-- BEGIN DATA EXCERPTS --
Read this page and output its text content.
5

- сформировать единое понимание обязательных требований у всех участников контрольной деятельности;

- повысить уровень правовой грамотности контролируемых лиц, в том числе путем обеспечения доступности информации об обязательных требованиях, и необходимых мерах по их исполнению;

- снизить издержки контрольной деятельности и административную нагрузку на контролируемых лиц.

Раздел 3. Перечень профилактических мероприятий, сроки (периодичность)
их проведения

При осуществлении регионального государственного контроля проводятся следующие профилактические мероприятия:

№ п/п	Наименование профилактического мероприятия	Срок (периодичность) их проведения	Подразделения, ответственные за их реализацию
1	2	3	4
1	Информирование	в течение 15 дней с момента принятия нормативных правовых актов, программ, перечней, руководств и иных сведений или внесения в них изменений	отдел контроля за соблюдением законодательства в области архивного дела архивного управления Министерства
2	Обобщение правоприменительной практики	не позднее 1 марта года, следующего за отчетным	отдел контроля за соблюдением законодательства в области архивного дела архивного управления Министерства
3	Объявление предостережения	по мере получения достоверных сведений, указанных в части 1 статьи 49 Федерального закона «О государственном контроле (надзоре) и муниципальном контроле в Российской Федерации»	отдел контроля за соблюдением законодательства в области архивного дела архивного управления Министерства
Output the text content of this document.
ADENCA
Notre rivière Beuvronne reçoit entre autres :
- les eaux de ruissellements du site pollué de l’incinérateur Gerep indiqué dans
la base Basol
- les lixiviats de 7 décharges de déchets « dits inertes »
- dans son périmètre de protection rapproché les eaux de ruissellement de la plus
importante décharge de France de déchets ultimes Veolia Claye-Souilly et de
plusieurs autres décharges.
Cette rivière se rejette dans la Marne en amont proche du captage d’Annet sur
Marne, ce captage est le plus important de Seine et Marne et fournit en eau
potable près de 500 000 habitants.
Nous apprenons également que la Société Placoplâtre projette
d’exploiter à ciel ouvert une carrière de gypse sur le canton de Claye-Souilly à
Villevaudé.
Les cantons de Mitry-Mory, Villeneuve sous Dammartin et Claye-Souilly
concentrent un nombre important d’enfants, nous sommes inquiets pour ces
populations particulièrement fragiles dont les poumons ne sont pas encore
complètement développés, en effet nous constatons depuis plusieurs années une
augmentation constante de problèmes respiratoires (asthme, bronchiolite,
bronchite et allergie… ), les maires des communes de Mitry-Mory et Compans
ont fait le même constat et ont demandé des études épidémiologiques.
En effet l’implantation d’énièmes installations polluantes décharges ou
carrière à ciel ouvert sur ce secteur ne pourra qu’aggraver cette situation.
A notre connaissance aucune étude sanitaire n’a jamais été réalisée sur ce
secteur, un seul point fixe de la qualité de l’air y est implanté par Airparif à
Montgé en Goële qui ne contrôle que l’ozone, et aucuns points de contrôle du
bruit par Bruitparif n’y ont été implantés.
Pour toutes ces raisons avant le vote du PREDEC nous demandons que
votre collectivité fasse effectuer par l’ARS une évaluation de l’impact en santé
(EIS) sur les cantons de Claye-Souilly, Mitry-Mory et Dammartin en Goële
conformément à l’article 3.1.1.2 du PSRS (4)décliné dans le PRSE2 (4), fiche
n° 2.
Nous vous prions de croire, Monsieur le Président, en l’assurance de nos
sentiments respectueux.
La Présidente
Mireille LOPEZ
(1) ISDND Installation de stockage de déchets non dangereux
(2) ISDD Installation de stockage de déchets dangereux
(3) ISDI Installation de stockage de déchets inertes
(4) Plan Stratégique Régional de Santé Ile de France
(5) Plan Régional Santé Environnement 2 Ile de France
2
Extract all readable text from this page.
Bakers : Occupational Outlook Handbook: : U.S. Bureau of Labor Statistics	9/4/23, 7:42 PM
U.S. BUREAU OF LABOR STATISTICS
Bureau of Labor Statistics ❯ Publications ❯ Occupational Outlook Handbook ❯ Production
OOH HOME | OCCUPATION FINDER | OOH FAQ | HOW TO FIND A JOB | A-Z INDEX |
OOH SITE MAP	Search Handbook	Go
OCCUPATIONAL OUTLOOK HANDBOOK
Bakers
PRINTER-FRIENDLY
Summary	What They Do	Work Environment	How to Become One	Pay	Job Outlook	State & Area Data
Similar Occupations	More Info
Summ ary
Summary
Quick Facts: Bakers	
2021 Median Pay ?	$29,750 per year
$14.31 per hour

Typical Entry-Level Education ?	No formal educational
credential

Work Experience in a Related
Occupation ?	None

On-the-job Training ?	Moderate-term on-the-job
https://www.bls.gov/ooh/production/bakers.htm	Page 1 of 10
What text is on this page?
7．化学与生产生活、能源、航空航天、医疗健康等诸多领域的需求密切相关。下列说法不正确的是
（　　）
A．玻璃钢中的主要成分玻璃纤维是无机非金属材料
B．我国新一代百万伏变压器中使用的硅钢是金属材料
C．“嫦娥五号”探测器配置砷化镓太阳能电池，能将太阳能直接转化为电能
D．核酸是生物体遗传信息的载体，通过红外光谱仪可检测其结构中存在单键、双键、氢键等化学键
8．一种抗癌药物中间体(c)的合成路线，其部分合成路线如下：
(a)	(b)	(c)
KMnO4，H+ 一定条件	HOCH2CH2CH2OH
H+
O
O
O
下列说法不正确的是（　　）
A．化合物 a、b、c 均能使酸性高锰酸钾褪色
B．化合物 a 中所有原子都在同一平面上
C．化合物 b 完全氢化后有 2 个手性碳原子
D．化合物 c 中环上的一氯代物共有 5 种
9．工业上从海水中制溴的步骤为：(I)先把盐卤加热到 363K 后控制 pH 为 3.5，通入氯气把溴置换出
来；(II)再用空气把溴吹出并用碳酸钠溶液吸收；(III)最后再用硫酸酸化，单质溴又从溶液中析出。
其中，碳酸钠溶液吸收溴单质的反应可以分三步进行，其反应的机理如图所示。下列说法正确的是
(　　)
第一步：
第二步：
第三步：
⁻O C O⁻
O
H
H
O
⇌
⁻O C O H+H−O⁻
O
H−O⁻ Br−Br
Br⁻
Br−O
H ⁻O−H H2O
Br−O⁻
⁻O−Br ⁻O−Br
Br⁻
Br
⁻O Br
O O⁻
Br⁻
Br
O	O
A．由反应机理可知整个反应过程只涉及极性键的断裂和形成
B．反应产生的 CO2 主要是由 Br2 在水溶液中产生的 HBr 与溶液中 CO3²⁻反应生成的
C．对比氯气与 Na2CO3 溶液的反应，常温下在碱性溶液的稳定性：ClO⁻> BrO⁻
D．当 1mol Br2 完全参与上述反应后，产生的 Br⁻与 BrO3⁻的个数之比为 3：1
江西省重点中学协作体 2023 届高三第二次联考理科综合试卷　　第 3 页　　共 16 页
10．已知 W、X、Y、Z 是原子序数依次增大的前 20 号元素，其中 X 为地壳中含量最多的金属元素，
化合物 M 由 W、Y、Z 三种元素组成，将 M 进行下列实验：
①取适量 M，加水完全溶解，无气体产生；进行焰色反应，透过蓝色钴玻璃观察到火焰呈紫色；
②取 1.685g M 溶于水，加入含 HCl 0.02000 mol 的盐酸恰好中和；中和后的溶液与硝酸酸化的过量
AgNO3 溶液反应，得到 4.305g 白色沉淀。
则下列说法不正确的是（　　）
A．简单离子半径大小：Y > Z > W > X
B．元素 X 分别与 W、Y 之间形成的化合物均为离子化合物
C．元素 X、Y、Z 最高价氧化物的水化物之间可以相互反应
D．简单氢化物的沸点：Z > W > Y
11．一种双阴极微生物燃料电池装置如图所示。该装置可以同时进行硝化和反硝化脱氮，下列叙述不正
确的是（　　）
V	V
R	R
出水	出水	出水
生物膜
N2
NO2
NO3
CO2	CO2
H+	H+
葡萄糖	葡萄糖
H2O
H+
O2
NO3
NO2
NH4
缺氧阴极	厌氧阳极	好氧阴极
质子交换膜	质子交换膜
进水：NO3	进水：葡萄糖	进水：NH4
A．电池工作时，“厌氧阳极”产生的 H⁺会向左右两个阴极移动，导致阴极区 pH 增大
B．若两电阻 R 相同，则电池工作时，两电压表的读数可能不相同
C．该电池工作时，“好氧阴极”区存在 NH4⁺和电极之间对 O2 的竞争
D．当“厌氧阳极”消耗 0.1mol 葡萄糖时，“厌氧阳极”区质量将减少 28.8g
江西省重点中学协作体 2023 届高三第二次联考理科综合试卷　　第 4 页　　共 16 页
-- END DATA EXCERPTS --
**GIVEN INSTRUCTION**
Each line that holds the string "eaux" counts once; give the total and nothing else.

**SOLUTION TO THE EXERCISE**
2